Figure content listings
==*==
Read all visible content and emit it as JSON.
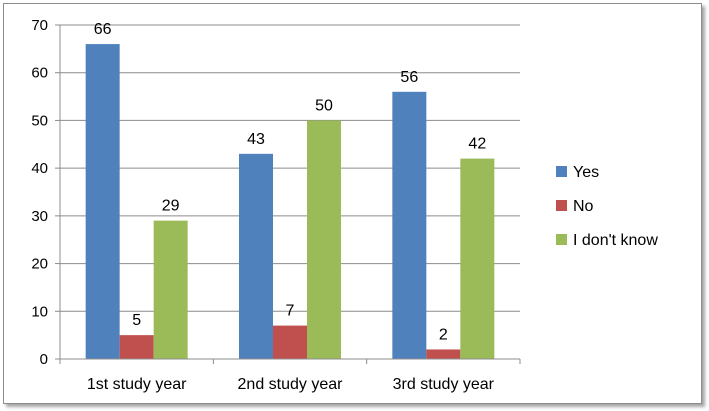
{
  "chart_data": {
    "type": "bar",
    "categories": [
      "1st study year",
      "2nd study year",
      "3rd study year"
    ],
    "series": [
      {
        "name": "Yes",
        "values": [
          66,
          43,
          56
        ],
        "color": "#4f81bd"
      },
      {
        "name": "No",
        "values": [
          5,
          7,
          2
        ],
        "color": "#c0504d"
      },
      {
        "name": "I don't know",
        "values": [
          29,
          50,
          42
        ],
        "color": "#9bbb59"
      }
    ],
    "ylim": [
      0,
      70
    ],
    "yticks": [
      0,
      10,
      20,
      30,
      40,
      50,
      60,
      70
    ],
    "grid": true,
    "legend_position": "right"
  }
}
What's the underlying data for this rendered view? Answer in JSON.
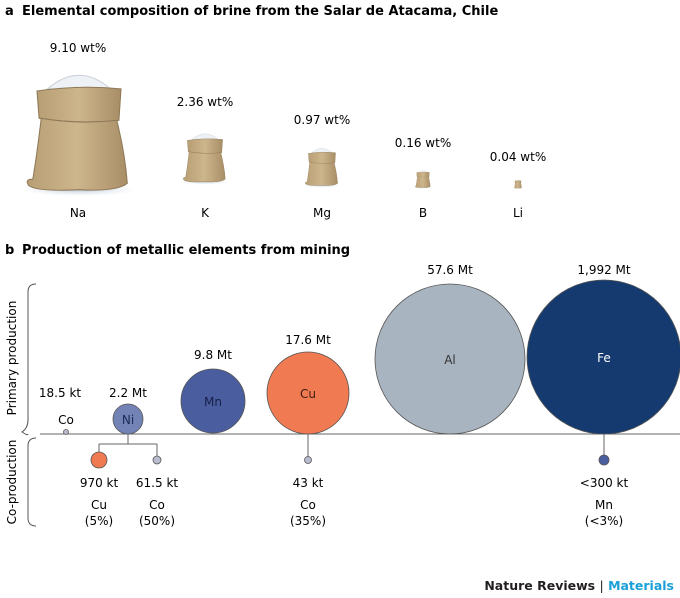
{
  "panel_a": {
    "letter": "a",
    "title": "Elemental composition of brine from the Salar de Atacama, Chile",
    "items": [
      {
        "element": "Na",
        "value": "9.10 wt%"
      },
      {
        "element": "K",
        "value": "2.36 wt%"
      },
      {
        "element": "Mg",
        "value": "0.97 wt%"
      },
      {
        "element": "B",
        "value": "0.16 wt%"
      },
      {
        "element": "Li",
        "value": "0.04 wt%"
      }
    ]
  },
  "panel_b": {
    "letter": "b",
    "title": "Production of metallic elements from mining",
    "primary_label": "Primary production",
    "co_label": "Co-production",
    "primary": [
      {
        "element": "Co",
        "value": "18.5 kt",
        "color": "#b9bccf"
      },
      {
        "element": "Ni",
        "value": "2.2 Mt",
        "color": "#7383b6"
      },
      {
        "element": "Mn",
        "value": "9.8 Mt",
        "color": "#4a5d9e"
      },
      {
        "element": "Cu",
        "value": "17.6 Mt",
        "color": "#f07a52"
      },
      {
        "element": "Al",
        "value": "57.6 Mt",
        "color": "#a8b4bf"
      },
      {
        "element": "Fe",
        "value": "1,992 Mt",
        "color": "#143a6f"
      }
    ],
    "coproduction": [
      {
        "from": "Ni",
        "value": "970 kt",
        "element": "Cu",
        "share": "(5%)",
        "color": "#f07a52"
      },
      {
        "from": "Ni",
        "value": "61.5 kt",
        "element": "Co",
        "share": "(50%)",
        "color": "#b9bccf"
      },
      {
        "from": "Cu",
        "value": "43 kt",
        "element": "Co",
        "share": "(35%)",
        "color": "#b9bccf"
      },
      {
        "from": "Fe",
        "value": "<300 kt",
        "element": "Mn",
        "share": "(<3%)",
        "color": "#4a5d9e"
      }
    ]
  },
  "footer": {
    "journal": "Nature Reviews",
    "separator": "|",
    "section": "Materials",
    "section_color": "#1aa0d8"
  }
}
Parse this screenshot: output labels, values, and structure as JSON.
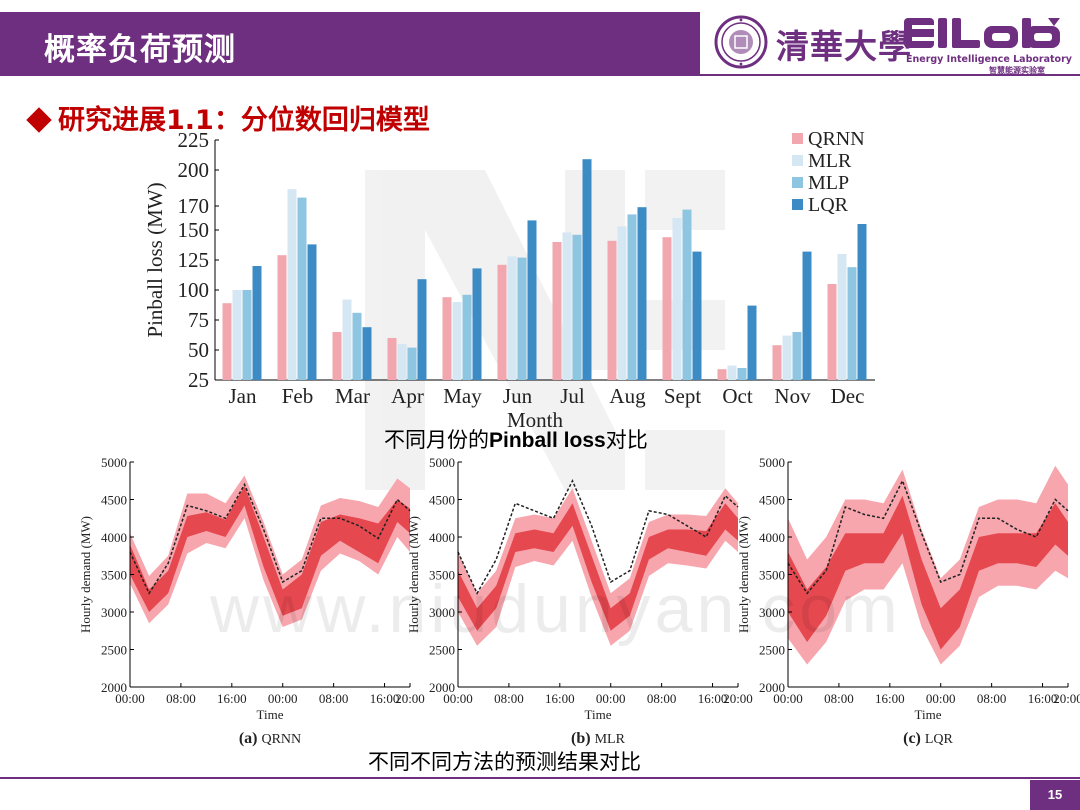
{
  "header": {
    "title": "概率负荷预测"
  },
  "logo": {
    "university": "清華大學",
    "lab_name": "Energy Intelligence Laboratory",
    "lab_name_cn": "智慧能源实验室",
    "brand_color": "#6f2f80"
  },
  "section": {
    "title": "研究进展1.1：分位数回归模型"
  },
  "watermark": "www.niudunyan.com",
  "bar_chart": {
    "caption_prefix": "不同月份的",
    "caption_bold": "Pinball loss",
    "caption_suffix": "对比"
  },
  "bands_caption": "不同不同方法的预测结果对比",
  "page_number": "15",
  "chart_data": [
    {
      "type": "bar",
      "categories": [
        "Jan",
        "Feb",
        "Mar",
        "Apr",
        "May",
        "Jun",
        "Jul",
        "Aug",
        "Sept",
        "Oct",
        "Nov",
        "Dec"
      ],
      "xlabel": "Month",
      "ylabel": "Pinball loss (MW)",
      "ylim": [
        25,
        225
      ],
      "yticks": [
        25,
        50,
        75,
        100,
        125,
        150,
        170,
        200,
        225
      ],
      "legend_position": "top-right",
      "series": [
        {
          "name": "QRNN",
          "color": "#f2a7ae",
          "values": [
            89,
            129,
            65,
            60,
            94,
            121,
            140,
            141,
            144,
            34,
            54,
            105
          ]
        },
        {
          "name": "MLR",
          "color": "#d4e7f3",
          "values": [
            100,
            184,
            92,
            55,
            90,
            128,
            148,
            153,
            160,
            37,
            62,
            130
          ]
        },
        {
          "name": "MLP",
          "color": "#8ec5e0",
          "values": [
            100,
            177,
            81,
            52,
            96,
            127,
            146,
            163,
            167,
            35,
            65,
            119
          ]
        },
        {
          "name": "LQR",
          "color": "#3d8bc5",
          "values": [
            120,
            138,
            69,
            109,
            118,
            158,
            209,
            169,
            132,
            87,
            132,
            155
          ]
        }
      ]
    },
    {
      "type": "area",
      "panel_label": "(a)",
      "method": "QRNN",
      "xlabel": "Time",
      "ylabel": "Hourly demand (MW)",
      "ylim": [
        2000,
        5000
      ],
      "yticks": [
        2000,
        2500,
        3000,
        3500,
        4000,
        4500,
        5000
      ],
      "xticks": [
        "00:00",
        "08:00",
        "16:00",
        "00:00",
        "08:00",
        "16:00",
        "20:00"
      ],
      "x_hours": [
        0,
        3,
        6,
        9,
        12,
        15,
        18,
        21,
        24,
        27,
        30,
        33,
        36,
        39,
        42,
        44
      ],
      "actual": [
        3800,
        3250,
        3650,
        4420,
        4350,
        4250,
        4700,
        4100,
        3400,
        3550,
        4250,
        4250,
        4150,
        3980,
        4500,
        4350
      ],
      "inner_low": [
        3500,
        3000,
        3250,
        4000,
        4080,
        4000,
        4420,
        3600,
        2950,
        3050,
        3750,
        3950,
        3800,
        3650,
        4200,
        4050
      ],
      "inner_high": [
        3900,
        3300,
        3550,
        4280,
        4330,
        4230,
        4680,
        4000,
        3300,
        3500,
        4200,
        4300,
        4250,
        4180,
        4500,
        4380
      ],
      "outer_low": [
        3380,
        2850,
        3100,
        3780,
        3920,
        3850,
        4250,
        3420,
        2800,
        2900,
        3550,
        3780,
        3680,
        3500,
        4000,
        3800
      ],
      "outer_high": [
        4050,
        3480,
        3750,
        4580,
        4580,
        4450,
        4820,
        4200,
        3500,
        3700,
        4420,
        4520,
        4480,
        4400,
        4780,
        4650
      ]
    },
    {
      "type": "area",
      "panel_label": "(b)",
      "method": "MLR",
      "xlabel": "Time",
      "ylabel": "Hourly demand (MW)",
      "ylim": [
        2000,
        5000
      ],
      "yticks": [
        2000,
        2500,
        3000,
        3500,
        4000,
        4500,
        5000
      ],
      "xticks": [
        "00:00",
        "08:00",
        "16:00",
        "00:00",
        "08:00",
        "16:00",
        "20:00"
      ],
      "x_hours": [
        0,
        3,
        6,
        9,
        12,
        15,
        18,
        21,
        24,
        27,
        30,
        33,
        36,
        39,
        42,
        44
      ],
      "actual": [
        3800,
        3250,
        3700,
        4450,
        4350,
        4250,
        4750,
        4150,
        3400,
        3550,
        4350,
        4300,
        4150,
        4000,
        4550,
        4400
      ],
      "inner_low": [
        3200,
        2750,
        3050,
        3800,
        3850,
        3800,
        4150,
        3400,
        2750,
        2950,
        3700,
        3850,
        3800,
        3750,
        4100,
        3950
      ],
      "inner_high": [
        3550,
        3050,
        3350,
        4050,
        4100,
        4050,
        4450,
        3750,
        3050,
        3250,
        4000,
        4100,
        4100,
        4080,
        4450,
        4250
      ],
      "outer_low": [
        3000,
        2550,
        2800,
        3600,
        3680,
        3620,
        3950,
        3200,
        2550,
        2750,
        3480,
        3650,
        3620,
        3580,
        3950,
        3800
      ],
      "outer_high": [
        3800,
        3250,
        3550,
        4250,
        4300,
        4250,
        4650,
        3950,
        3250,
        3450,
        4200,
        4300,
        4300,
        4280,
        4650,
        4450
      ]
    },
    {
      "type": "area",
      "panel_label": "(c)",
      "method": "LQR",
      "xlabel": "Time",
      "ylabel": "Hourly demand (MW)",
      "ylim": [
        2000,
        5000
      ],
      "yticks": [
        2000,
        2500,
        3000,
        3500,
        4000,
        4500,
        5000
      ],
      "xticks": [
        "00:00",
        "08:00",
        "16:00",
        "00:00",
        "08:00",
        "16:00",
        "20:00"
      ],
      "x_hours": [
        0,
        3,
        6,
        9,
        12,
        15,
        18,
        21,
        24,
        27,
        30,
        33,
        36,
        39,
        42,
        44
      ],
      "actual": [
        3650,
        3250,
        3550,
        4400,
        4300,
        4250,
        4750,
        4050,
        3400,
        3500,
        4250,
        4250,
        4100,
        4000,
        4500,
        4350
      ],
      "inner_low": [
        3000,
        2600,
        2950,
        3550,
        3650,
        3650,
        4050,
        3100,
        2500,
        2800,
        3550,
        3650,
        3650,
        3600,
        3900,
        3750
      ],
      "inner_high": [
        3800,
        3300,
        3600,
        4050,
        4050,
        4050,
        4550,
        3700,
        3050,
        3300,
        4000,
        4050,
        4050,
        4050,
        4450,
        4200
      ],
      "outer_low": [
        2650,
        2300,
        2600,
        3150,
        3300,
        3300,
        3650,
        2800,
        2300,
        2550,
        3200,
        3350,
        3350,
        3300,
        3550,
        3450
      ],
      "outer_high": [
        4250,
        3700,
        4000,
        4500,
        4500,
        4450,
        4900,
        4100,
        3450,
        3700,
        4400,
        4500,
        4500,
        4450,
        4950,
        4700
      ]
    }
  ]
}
==*==
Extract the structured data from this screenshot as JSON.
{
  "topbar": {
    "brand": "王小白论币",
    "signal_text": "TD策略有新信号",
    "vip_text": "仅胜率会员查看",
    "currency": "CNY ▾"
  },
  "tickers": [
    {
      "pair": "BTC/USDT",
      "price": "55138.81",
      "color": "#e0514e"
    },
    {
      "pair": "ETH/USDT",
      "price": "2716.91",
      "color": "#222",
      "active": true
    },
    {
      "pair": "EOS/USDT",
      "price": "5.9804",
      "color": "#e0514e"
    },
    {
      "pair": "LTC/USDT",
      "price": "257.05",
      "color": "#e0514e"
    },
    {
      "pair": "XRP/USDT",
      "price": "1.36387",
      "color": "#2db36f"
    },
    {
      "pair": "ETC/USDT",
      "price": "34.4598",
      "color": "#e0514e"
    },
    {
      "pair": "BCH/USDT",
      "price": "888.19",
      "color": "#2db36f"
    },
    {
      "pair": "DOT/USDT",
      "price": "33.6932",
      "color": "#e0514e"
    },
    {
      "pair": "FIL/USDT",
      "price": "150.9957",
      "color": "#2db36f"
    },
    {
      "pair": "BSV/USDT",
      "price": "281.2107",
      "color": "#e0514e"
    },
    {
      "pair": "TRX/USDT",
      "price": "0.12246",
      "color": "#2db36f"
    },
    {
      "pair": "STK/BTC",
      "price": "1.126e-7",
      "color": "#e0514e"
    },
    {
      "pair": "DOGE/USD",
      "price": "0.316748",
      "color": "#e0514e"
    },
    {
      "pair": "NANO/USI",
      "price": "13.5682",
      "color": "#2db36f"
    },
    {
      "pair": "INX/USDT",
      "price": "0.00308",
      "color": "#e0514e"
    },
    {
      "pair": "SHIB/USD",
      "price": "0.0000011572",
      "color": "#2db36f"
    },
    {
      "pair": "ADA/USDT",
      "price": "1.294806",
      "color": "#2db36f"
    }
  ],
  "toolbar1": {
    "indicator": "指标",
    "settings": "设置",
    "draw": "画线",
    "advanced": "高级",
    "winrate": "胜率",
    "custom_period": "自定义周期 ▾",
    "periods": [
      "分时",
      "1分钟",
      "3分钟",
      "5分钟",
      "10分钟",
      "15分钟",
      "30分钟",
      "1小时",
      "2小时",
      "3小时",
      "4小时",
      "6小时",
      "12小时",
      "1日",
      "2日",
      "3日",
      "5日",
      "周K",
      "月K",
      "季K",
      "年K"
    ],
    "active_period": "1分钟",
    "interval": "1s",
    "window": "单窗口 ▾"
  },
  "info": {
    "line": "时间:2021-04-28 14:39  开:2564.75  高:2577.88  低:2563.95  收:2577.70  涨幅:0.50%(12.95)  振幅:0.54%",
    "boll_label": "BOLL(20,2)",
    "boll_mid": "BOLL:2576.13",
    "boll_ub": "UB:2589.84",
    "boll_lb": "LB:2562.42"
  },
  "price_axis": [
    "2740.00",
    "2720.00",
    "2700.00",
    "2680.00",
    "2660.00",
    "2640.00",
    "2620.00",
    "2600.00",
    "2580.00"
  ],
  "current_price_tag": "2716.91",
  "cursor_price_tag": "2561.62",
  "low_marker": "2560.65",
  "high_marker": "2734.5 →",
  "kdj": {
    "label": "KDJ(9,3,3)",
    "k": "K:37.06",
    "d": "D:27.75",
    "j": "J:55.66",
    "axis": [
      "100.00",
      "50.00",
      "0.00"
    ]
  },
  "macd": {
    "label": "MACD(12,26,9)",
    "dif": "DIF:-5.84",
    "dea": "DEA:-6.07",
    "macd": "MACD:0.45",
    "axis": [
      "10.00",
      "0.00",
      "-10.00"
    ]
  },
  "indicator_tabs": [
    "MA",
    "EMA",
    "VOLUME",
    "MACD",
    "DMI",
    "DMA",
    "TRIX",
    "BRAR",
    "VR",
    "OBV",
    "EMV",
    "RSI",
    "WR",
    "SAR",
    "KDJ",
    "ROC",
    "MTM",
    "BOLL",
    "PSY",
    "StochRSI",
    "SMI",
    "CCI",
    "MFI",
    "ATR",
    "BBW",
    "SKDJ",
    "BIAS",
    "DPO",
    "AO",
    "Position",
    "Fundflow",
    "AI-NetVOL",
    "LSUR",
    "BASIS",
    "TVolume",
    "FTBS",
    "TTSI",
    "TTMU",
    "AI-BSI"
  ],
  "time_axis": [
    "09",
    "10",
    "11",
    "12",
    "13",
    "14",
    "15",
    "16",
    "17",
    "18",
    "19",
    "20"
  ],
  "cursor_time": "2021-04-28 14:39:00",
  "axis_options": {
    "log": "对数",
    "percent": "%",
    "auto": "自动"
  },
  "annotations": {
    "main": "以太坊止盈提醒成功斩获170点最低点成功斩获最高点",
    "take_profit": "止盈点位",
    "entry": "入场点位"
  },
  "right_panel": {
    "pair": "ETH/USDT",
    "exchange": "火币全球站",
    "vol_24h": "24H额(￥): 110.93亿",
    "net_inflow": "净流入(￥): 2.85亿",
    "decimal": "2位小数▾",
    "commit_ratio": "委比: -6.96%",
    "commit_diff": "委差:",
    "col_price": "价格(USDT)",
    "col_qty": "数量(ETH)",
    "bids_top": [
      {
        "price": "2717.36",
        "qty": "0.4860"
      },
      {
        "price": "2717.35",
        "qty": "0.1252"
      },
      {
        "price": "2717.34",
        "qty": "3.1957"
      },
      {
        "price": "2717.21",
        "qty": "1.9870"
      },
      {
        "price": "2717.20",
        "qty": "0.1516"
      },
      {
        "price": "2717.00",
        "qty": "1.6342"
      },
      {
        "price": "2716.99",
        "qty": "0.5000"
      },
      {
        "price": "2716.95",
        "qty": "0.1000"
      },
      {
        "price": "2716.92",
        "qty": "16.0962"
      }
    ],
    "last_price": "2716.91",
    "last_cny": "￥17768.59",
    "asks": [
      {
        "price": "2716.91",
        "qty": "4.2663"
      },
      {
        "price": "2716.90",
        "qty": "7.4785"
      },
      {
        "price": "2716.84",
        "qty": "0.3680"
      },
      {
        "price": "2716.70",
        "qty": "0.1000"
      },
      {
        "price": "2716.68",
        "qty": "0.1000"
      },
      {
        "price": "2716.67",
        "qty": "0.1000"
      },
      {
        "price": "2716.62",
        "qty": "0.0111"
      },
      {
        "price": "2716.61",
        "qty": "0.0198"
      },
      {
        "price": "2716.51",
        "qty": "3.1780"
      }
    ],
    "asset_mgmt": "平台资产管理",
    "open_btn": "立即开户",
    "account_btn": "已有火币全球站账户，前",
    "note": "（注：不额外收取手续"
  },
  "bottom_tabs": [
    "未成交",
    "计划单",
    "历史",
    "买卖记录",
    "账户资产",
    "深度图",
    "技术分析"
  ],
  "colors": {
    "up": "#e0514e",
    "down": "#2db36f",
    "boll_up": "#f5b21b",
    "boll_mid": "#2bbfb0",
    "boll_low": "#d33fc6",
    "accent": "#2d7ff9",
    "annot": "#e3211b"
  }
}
==*==
__Goal of the exercise__. Which lines hold the word "from"? Copy every one of them.

__Written answer__.
    "title": "Elemental composition of brine from the Salar de Atacama, Chile",
    "title": "Production of metallic elements from mining",
        "from": "Ni",
        "from": "Ni",
        "from": "Cu",
        "from": "Fe",
Extract the structured data from this screenshot as JSON.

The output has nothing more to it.